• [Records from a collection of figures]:
-=-=-=-=-

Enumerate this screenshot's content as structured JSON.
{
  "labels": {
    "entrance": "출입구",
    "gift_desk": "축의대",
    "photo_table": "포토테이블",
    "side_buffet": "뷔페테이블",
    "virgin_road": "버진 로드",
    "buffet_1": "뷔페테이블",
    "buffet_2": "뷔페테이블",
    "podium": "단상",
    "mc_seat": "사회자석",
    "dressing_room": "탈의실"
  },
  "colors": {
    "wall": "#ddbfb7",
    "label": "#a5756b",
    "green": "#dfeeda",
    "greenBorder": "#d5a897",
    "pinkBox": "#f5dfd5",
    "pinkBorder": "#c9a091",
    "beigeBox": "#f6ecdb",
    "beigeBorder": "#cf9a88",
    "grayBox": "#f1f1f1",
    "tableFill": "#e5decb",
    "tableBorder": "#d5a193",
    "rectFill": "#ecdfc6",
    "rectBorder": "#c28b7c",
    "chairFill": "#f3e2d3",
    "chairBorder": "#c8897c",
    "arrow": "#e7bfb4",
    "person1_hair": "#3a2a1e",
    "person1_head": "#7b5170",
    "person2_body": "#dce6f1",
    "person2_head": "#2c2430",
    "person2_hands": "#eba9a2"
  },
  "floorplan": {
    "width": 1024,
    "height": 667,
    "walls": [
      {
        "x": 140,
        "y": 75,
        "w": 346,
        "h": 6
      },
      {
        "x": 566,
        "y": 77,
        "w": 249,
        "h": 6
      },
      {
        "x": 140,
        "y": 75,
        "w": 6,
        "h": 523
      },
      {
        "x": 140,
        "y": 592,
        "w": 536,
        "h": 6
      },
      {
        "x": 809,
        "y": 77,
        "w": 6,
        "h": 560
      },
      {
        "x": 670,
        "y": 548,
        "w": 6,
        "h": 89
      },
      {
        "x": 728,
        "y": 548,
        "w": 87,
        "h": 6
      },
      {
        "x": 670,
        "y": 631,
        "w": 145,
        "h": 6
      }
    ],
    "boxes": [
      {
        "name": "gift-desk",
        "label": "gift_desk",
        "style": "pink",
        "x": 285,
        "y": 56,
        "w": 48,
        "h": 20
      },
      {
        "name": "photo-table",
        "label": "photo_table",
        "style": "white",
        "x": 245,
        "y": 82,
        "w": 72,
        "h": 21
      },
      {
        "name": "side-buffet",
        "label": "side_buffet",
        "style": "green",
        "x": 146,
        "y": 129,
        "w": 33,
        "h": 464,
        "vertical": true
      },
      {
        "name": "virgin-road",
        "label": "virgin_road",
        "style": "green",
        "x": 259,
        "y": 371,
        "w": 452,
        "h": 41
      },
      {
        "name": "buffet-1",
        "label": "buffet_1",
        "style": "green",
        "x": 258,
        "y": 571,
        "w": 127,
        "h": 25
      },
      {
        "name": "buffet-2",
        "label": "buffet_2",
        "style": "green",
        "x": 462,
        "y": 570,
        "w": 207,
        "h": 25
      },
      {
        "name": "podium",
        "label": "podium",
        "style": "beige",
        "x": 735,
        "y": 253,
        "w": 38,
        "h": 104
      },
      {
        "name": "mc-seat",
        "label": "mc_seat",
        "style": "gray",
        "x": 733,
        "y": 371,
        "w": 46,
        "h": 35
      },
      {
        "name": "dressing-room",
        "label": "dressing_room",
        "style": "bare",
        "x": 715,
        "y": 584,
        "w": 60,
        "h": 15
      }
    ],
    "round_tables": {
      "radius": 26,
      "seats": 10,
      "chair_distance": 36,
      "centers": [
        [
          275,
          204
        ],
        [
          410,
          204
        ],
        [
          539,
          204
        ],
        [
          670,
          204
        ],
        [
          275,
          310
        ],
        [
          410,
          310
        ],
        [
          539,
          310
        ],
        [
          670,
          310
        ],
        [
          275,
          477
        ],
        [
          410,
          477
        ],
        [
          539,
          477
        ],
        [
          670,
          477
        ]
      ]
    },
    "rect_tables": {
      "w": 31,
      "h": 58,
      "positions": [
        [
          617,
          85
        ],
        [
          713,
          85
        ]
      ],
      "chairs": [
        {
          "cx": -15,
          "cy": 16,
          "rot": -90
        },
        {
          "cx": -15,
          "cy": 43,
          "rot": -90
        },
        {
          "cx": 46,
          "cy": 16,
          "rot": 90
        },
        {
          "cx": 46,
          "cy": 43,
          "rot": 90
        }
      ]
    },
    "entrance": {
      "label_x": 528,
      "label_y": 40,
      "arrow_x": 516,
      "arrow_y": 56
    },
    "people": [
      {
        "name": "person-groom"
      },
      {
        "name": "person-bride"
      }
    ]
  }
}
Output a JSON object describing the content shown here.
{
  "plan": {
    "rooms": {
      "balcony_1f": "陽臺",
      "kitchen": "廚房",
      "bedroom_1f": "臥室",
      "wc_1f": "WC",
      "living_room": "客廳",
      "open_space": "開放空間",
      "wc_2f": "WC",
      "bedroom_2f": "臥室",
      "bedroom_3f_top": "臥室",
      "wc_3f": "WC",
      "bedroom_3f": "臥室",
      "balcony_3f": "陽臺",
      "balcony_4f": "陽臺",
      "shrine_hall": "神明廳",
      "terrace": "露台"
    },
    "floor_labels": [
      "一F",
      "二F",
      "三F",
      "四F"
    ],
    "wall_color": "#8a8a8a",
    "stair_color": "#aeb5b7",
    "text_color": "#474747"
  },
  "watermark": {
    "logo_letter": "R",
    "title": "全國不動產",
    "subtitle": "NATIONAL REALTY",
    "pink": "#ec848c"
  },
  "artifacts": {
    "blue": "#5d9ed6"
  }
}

-=-=-=-=-

• [TASK DETAILS]:
Copy out the material above in its entirety. Every detail must match.

• [REPLY TO THE TASK]:
Enumerate this screenshot's content as structured JSON.
{
  "labels": {
    "entrance": "출입구",
    "gift_desk": "축의대",
    "photo_table": "포토테이블",
    "side_buffet": "뷔페테이블",
    "virgin_road": "버진 로드",
    "buffet_1": "뷔페테이블",
    "buffet_2": "뷔페테이블",
    "podium": "단상",
    "mc_seat": "사회자석",
    "dressing_room": "탈의실"
  },
  "colors": {
    "wall": "#ddbfb7",
    "label": "#a5756b",
    "green": "#dfeeda",
    "greenBorder": "#d5a897",
    "pinkBox": "#f5dfd5",
    "pinkBorder": "#c9a091",
    "beigeBox": "#f6ecdb",
    "beigeBorder": "#cf9a88",
    "grayBox": "#f1f1f1",
    "tableFill": "#e5decb",
    "tableBorder": "#d5a193",
    "rectFill": "#ecdfc6",
    "rectBorder": "#c28b7c",
    "chairFill": "#f3e2d3",
    "chairBorder": "#c8897c",
    "arrow": "#e7bfb4",
    "person1_hair": "#3a2a1e",
    "person1_head": "#7b5170",
    "person2_body": "#dce6f1",
    "person2_head": "#2c2430",
    "person2_hands": "#eba9a2"
  },
  "floorplan": {
    "width": 1024,
    "height": 667,
    "walls": [
      {
        "x": 140,
        "y": 75,
        "w": 346,
        "h": 6
      },
      {
        "x": 566,
        "y": 77,
        "w": 249,
        "h": 6
      },
      {
        "x": 140,
        "y": 75,
        "w": 6,
        "h": 523
      },
      {
        "x": 140,
        "y": 592,
        "w": 536,
        "h": 6
      },
      {
        "x": 809,
        "y": 77,
        "w": 6,
        "h": 560
      },
      {
        "x": 670,
        "y": 548,
        "w": 6,
        "h": 89
      },
      {
        "x": 728,
        "y": 548,
        "w": 87,
        "h": 6
      },
      {
        "x": 670,
        "y": 631,
        "w": 145,
        "h": 6
      }
    ],
    "boxes": [
      {
        "name": "gift-desk",
        "label": "gift_desk",
        "style": "pink",
        "x": 285,
        "y": 56,
        "w": 48,
        "h": 20
      },
      {
        "name": "photo-table",
        "label": "photo_table",
        "style": "white",
        "x": 245,
        "y": 82,
        "w": 72,
        "h": 21
      },
      {
        "name": "side-buffet",
        "label": "side_buffet",
        "style": "green",
        "x": 146,
        "y": 129,
        "w": 33,
        "h": 464,
        "vertical": true
      },
      {
        "name": "virgin-road",
        "label": "virgin_road",
        "style": "green",
        "x": 259,
        "y": 371,
        "w": 452,
        "h": 41
      },
      {
        "name": "buffet-1",
        "label": "buffet_1",
        "style": "green",
        "x": 258,
        "y": 571,
        "w": 127,
        "h": 25
      },
      {
        "name": "buffet-2",
        "label": "buffet_2",
        "style": "green",
        "x": 462,
        "y": 570,
        "w": 207,
        "h": 25
      },
      {
        "name": "podium",
        "label": "podium",
        "style": "beige",
        "x": 735,
        "y": 253,
        "w": 38,
        "h": 104
      },
      {
        "name": "mc-seat",
        "label": "mc_seat",
        "style": "gray",
        "x": 733,
        "y": 371,
        "w": 46,
        "h": 35
      },
      {
        "name": "dressing-room",
        "label": "dressing_room",
        "style": "bare",
        "x": 715,
        "y": 584,
        "w": 60,
        "h": 15
      }
    ],
    "round_tables": {
      "radius": 26,
      "seats": 10,
      "chair_distance": 36,
      "centers": [
        [
          275,
          204
        ],
        [
          410,
          204
        ],
        [
          539,
          204
        ],
        [
          670,
          204
        ],
        [
          275,
          310
        ],
        [
          410,
          310
        ],
        [
          539,
          310
        ],
        [
          670,
          310
        ],
        [
          275,
          477
        ],
        [
          410,
          477
        ],
        [
          539,
          477
        ],
        [
          670,
          477
        ]
      ]
    },
    "rect_tables": {
      "w": 31,
      "h": 58,
      "positions": [
        [
          617,
          85
        ],
        [
          713,
          85
        ]
      ],
      "chairs": [
        {
          "cx": -15,
          "cy": 16,
          "rot": -90
        },
        {
          "cx": -15,
          "cy": 43,
          "rot": -90
        },
        {
          "cx": 46,
          "cy": 16,
          "rot": 90
        },
        {
          "cx": 46,
          "cy": 43,
          "rot": 90
        }
      ]
    },
    "entrance": {
      "label_x": 528,
      "label_y": 40,
      "arrow_x": 516,
      "arrow_y": 56
    },
    "people": [
      {
        "name": "person-groom"
      },
      {
        "name": "person-bride"
      }
    ]
  }
}
Output a JSON object describing the content shown here.
{
  "plan": {
    "rooms": {
      "balcony_1f": "陽臺",
      "kitchen": "廚房",
      "bedroom_1f": "臥室",
      "wc_1f": "WC",
      "living_room": "客廳",
      "open_space": "開放空間",
      "wc_2f": "WC",
      "bedroom_2f": "臥室",
      "bedroom_3f_top": "臥室",
      "wc_3f": "WC",
      "bedroom_3f": "臥室",
      "balcony_3f": "陽臺",
      "balcony_4f": "陽臺",
      "shrine_hall": "神明廳",
      "terrace": "露台"
    },
    "floor_labels": [
      "一F",
      "二F",
      "三F",
      "四F"
    ],
    "wall_color": "#8a8a8a",
    "stair_color": "#aeb5b7",
    "text_color": "#474747"
  },
  "watermark": {
    "logo_letter": "R",
    "title": "全國不動產",
    "subtitle": "NATIONAL REALTY",
    "pink": "#ec848c"
  },
  "artifacts": {
    "blue": "#5d9ed6"
  }
}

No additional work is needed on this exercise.